* Work to do *
Gather up every line that includes the string "如图所示".

Extracted records:
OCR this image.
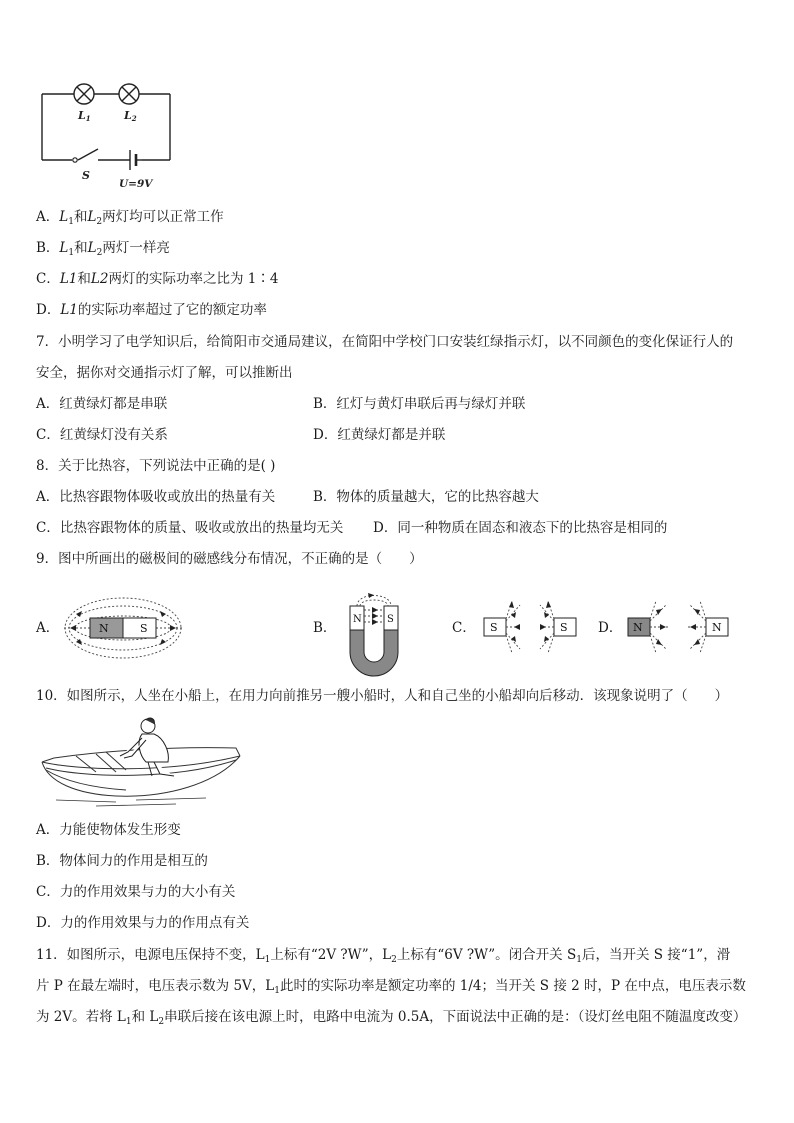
L1	L2
S
U=9V
A．$L_1$和$L_2$两灯均可以正常工作
B．$L_1$和$L_2$两灯一样亮
C．L1和L2两灯的实际功率之比为 1∶4
D．L1的实际功率超过了它的额定功率
7．小明学习了电学知识后，给简阳市交通局建议，在简阳中学校门口安装红绿指示灯，以不同颜色的变化保证行人的
安全，据你对交通指示灯了解，可以推断出
A．红黄绿灯都是串联	B．红灯与黄灯串联后再与绿灯并联
C．红黄绿灯没有关系	D．红黄绿灯都是并联
8．关于比热容，下列说法中正确的是( )
A．比热容跟物体吸收或放出的热量有关	B．物体的质量越大，它的比热容越大
C．比热容跟物体的质量、吸收或放出的热量均无关 D．同一种物质在固态和液态下的比热容是相同的
9．图中所画出的磁极间的磁感线分布情况，不正确的是（　　）
A．	N	S	B．
N	S
C． S	S D． N	N
10．如图所示，人坐在小船上，在用力向前推另一艘小船时，人和自己坐的小船却向后移动．该现象说明了（　　）
A．力能使物体发生形变
B．物体间力的作用是相互的
C．力的作用效果与力的大小有关
D．力的作用效果与力的作用点有关
11．如图所示，电源电压保持不变，$L_1$上标有“2V ?W”，$L_2$上标有“6V ?W”。闭合开关 $S_1$后，当开关 S 接“1”，滑
片 P 在最左端时，电压表示数为 5V，$L_1$此时的实际功率是额定功率的 1/4；当开关 S 接 2 时，P 在中点，电压表示数
为 2V。若将 $L_1$和 $L_2$串联后接在该电源上时，电路中电流为 0.5A，下面说法中正确的是：（设灯丝电阻不随温度改变）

* Exercise answer *
10．如图所示，人坐在小船上，在用力向前推另一艘小船时，人和自己坐的小船却向后移动．该现象说明了（　　）
11．如图所示，电源电压保持不变，$L_1$上标有“2V ?W”，$L_2$上标有“6V ?W”。闭合开关 $S_1$后，当开关 S 接“1”，滑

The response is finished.